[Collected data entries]
---*---
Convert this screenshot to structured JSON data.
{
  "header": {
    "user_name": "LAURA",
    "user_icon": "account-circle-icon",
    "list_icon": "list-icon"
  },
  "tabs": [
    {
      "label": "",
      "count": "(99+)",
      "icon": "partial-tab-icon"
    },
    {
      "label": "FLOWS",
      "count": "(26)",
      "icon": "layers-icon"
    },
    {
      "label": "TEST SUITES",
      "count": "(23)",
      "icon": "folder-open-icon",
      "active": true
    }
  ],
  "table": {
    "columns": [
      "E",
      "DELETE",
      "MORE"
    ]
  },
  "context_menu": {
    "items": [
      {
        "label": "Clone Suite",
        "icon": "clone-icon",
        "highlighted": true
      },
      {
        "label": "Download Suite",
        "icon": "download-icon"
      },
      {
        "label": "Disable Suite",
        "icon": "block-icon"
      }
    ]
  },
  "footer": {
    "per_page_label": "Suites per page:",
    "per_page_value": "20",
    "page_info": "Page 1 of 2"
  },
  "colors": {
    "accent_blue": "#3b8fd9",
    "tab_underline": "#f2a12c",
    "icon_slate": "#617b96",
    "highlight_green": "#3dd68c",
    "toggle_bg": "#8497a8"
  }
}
---*---
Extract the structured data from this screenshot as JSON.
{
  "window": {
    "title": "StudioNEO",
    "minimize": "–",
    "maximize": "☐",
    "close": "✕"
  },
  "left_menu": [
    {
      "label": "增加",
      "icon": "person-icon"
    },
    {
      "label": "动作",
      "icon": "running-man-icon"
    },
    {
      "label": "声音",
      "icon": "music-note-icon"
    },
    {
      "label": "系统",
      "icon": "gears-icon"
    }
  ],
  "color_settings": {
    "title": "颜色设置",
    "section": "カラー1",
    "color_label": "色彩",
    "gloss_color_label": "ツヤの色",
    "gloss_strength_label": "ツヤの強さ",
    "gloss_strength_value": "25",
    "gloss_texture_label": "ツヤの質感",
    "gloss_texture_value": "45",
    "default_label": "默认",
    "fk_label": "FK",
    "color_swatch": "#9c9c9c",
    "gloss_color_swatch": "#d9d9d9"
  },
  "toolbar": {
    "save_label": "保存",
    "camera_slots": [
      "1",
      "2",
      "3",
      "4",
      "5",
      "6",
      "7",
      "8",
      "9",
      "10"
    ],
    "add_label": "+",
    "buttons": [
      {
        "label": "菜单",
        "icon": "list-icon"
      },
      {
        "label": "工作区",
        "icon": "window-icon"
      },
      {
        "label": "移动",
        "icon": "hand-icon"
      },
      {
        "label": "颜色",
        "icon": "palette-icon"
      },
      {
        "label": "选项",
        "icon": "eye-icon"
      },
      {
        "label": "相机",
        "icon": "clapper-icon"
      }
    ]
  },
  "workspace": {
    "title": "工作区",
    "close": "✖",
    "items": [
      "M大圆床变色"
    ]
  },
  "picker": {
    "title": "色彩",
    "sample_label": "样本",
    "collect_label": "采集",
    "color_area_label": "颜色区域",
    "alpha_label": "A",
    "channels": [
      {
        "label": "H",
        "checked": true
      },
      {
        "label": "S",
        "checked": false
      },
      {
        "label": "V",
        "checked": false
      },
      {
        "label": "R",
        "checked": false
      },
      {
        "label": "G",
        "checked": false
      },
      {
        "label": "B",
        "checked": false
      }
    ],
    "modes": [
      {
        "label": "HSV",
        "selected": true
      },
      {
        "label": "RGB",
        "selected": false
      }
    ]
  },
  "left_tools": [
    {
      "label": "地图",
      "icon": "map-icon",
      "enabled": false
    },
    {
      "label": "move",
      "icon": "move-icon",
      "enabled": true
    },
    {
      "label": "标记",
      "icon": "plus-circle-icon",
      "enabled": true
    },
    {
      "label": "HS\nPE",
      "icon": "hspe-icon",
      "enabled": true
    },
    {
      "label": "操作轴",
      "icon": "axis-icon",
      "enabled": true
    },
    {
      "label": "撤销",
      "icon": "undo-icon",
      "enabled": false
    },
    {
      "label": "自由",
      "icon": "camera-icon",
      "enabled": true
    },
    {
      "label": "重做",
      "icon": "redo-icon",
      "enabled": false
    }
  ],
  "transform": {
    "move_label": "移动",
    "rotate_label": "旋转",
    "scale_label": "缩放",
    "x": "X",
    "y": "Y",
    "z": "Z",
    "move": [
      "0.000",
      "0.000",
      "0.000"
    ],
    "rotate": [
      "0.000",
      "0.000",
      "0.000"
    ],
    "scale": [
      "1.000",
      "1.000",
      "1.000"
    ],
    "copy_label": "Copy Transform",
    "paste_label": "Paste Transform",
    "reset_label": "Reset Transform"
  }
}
---*---
(Written exercise)
Your answer should be a single number: the count of lines in the listing that contain the word "circle".

(Task result)
2